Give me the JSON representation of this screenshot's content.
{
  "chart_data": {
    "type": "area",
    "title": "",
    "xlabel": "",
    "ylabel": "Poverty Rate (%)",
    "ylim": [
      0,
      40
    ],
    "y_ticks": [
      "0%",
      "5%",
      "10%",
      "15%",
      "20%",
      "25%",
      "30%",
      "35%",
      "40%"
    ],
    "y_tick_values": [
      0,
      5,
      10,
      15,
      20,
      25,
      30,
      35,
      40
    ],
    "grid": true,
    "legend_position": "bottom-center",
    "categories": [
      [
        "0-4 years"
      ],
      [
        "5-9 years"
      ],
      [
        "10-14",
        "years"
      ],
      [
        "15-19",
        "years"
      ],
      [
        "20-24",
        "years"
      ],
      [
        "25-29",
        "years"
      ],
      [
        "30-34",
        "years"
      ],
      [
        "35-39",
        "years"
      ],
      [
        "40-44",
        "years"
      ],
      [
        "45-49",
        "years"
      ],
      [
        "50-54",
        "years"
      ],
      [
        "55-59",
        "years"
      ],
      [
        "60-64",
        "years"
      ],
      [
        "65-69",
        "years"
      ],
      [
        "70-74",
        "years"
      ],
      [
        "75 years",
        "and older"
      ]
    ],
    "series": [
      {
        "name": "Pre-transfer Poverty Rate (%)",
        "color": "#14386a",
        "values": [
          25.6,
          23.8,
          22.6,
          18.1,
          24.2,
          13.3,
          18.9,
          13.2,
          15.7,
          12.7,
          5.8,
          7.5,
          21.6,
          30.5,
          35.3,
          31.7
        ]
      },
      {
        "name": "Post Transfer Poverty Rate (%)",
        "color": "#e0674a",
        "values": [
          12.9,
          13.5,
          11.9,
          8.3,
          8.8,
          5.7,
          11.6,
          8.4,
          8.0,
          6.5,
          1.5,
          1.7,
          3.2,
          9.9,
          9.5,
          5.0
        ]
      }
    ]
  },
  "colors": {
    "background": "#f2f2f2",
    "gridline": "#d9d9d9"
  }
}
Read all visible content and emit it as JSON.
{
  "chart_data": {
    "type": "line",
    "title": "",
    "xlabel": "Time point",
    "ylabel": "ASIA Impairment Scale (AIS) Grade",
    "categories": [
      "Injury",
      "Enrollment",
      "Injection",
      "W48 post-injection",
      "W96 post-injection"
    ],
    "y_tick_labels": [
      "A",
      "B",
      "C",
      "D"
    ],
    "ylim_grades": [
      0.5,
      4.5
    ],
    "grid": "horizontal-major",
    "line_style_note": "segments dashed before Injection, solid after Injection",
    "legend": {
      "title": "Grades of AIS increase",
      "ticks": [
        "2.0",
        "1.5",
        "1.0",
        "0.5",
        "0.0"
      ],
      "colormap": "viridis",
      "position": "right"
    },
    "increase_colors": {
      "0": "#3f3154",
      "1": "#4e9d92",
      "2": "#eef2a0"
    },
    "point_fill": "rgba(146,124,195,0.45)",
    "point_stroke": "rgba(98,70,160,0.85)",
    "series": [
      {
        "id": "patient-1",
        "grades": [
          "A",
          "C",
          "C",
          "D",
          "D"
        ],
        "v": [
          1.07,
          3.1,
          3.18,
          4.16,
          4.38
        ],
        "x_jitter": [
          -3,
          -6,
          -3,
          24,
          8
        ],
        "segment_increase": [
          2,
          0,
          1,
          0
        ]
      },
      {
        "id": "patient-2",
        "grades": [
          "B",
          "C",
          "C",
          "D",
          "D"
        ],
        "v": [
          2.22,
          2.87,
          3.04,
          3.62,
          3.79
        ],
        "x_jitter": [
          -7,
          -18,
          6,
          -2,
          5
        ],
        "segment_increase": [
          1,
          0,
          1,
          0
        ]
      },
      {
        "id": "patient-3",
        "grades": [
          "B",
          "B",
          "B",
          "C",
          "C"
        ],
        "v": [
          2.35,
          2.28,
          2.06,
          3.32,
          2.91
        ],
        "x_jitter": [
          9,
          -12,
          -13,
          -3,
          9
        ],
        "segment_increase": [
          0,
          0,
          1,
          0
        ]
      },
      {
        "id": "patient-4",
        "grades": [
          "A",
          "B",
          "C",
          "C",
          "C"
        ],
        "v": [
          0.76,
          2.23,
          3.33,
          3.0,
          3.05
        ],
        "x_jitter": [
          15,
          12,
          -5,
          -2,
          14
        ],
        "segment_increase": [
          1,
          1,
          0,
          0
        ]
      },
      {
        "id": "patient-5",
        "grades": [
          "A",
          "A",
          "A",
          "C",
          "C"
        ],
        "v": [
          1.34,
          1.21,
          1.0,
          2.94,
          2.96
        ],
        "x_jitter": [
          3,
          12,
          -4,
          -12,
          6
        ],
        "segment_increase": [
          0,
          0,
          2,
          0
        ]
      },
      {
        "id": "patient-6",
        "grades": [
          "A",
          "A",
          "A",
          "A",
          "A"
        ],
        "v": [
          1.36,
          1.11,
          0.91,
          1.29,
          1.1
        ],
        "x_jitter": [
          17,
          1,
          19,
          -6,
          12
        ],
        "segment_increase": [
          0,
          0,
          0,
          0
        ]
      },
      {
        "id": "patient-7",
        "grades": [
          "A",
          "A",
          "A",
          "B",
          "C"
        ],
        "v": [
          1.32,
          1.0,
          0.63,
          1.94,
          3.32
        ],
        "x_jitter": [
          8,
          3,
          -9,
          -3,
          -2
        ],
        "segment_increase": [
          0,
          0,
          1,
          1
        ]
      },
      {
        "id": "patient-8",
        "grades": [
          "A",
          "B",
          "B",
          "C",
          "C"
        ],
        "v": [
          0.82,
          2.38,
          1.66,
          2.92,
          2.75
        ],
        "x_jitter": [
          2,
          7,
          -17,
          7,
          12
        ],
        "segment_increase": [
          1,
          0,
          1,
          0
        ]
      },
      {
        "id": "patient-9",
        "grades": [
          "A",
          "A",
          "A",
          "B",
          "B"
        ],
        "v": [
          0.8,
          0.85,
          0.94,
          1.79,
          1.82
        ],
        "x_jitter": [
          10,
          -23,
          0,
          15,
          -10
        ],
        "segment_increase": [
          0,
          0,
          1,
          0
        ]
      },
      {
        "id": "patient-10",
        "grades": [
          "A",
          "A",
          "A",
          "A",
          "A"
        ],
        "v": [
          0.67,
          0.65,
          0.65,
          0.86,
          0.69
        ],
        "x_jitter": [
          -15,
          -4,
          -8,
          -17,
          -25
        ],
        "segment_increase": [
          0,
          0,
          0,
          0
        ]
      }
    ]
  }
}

□ □ □ □

▶ _What is being asked_:
Give only the number of lines in the preceding material that contain the string "rgba".

▶ _Written answer_:
2